§ **EXERCISE TASK**: Your job is to retype all of the data word for word, leaving every image out.

[Items from a dataset]
+ + + + +

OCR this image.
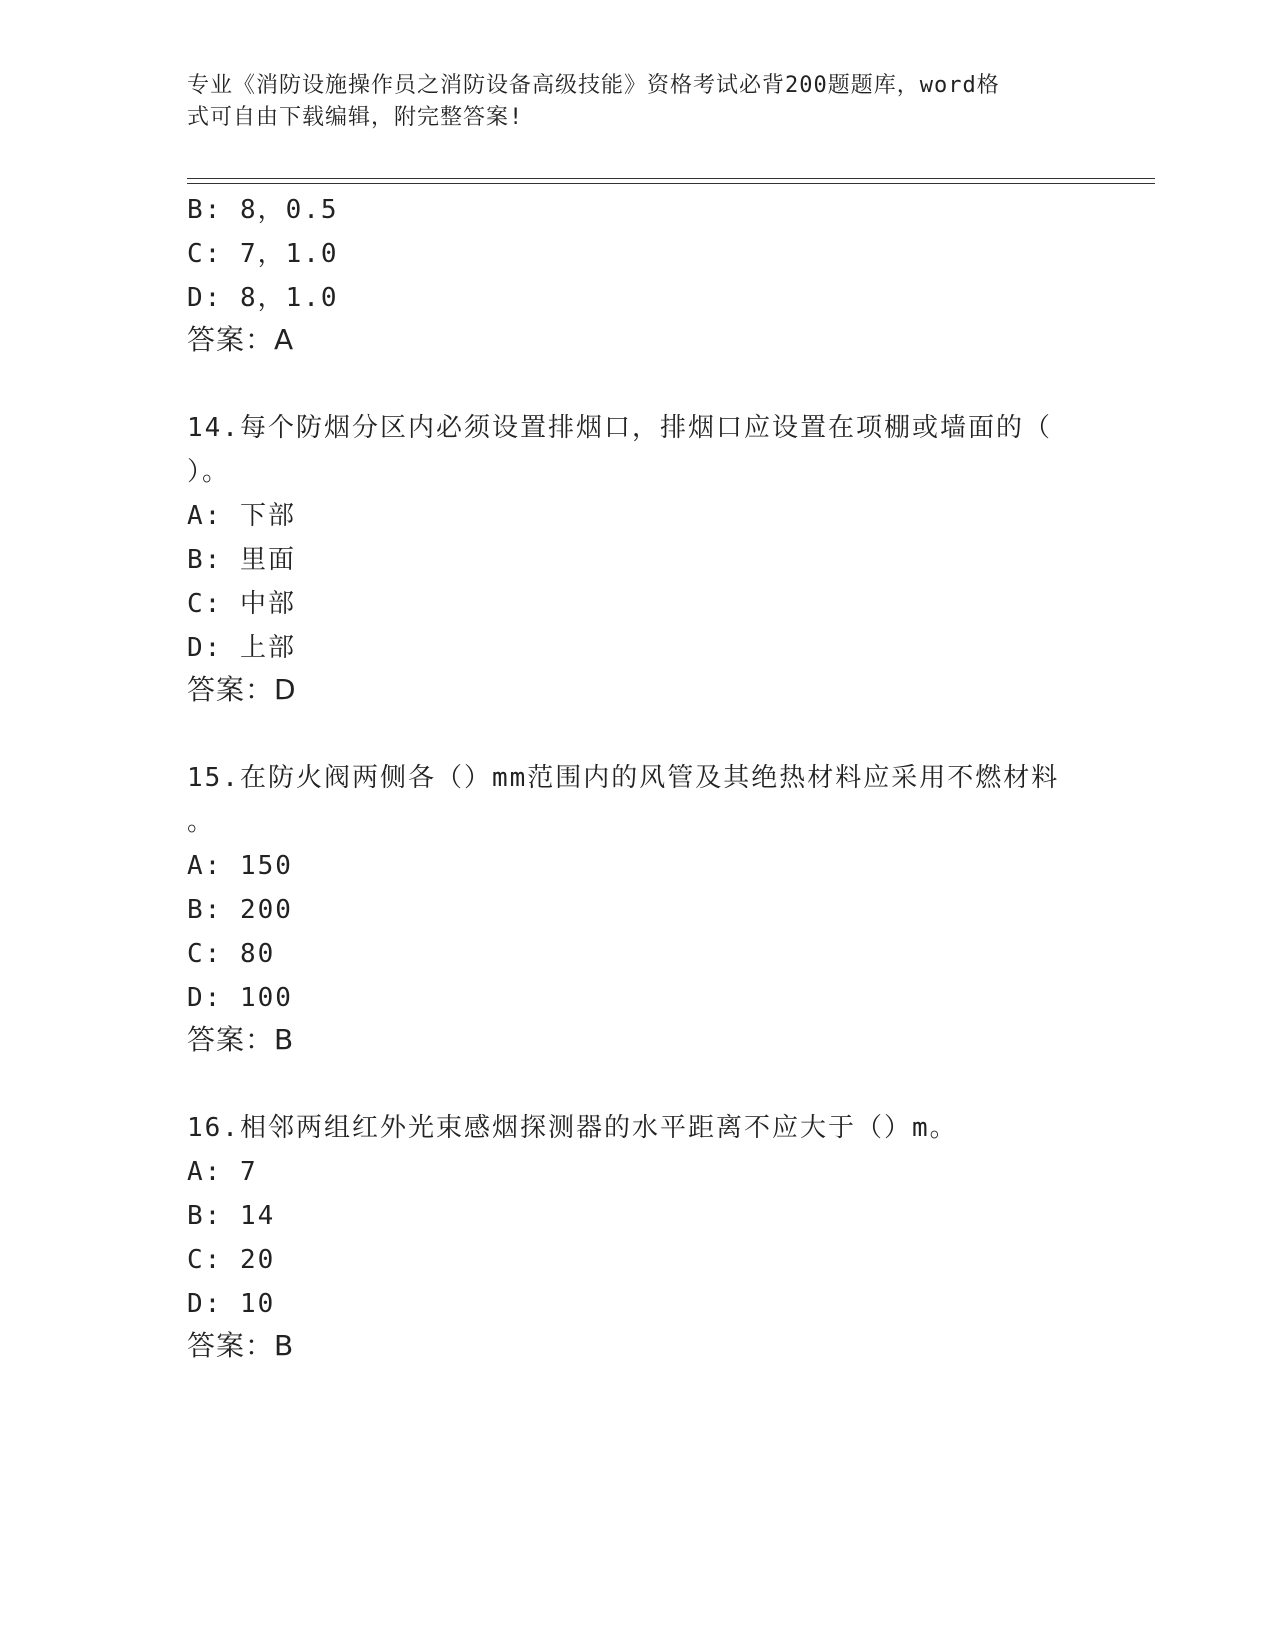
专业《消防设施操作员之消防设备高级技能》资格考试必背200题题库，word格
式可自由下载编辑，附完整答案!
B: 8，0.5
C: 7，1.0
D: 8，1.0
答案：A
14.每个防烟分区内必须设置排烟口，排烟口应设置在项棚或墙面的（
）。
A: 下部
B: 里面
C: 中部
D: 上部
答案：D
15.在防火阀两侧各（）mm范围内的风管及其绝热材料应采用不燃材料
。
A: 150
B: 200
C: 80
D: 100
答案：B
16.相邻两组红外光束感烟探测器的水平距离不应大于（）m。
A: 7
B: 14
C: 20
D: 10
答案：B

+ + + + +

§ **EXERCISE SOLUTION**:
OCR this image.
专业《消防设施操作员之消防设备高级技能》资格考试必背200题题库，word格
式可自由下载编辑，附完整答案!
B: 8，0.5
C: 7，1.0
D: 8，1.0
答案：A
14.每个防烟分区内必须设置排烟口，排烟口应设置在项棚或墙面的（
）。
A: 下部
B: 里面
C: 中部
D: 上部
答案：D
15.在防火阀两侧各（）mm范围内的风管及其绝热材料应采用不燃材料
。
A: 150
B: 200
C: 80
D: 100
答案：B
16.相邻两组红外光束感烟探测器的水平距离不应大于（）m。
A: 7
B: 14
C: 20
D: 10
答案：B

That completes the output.